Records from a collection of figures
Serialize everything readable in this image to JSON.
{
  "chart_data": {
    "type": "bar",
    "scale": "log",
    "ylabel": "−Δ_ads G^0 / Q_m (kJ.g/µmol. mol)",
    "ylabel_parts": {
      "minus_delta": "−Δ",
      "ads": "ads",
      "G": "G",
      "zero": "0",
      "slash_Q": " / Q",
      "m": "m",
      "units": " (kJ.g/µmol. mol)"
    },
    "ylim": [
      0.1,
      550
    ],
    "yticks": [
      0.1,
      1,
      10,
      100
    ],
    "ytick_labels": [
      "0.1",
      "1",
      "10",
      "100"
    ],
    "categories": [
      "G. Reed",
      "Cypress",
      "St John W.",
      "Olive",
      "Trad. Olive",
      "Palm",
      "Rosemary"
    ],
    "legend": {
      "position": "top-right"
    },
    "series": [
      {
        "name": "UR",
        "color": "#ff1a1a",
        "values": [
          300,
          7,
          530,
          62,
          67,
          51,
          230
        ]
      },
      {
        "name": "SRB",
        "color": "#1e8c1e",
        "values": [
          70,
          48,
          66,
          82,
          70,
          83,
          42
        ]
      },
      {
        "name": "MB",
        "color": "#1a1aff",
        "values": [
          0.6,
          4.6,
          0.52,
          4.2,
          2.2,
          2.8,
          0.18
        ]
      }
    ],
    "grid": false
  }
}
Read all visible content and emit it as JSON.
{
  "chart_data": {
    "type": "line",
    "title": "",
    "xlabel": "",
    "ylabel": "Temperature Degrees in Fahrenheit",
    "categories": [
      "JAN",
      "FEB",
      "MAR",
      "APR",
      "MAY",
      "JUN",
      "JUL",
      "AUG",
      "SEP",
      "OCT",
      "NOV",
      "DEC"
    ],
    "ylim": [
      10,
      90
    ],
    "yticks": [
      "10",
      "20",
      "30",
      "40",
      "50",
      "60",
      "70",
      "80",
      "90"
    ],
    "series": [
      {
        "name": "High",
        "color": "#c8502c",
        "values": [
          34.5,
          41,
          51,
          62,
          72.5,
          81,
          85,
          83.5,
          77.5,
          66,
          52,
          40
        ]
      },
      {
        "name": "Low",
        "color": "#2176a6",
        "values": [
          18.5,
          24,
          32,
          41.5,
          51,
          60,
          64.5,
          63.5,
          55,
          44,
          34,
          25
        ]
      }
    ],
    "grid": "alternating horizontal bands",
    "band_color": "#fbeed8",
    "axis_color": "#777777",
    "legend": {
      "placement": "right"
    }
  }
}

Exercise brief -
Print the records once more, exactly as they were given.

Correct response -
Serialize everything readable in this image to JSON.
{
  "chart_data": {
    "type": "bar",
    "scale": "log",
    "ylabel": "−Δ_ads G^0 / Q_m (kJ.g/µmol. mol)",
    "ylabel_parts": {
      "minus_delta": "−Δ",
      "ads": "ads",
      "G": "G",
      "zero": "0",
      "slash_Q": " / Q",
      "m": "m",
      "units": " (kJ.g/µmol. mol)"
    },
    "ylim": [
      0.1,
      550
    ],
    "yticks": [
      0.1,
      1,
      10,
      100
    ],
    "ytick_labels": [
      "0.1",
      "1",
      "10",
      "100"
    ],
    "categories": [
      "G. Reed",
      "Cypress",
      "St John W.",
      "Olive",
      "Trad. Olive",
      "Palm",
      "Rosemary"
    ],
    "legend": {
      "position": "top-right"
    },
    "series": [
      {
        "name": "UR",
        "color": "#ff1a1a",
        "values": [
          300,
          7,
          530,
          62,
          67,
          51,
          230
        ]
      },
      {
        "name": "SRB",
        "color": "#1e8c1e",
        "values": [
          70,
          48,
          66,
          82,
          70,
          83,
          42
        ]
      },
      {
        "name": "MB",
        "color": "#1a1aff",
        "values": [
          0.6,
          4.6,
          0.52,
          4.2,
          2.2,
          2.8,
          0.18
        ]
      }
    ],
    "grid": false
  }
}
Read all visible content and emit it as JSON.
{
  "chart_data": {
    "type": "line",
    "title": "",
    "xlabel": "",
    "ylabel": "Temperature Degrees in Fahrenheit",
    "categories": [
      "JAN",
      "FEB",
      "MAR",
      "APR",
      "MAY",
      "JUN",
      "JUL",
      "AUG",
      "SEP",
      "OCT",
      "NOV",
      "DEC"
    ],
    "ylim": [
      10,
      90
    ],
    "yticks": [
      "10",
      "20",
      "30",
      "40",
      "50",
      "60",
      "70",
      "80",
      "90"
    ],
    "series": [
      {
        "name": "High",
        "color": "#c8502c",
        "values": [
          34.5,
          41,
          51,
          62,
          72.5,
          81,
          85,
          83.5,
          77.5,
          66,
          52,
          40
        ]
      },
      {
        "name": "Low",
        "color": "#2176a6",
        "values": [
          18.5,
          24,
          32,
          41.5,
          51,
          60,
          64.5,
          63.5,
          55,
          44,
          34,
          25
        ]
      }
    ],
    "grid": "alternating horizontal bands",
    "band_color": "#fbeed8",
    "axis_color": "#777777",
    "legend": {
      "placement": "right"
    }
  }
}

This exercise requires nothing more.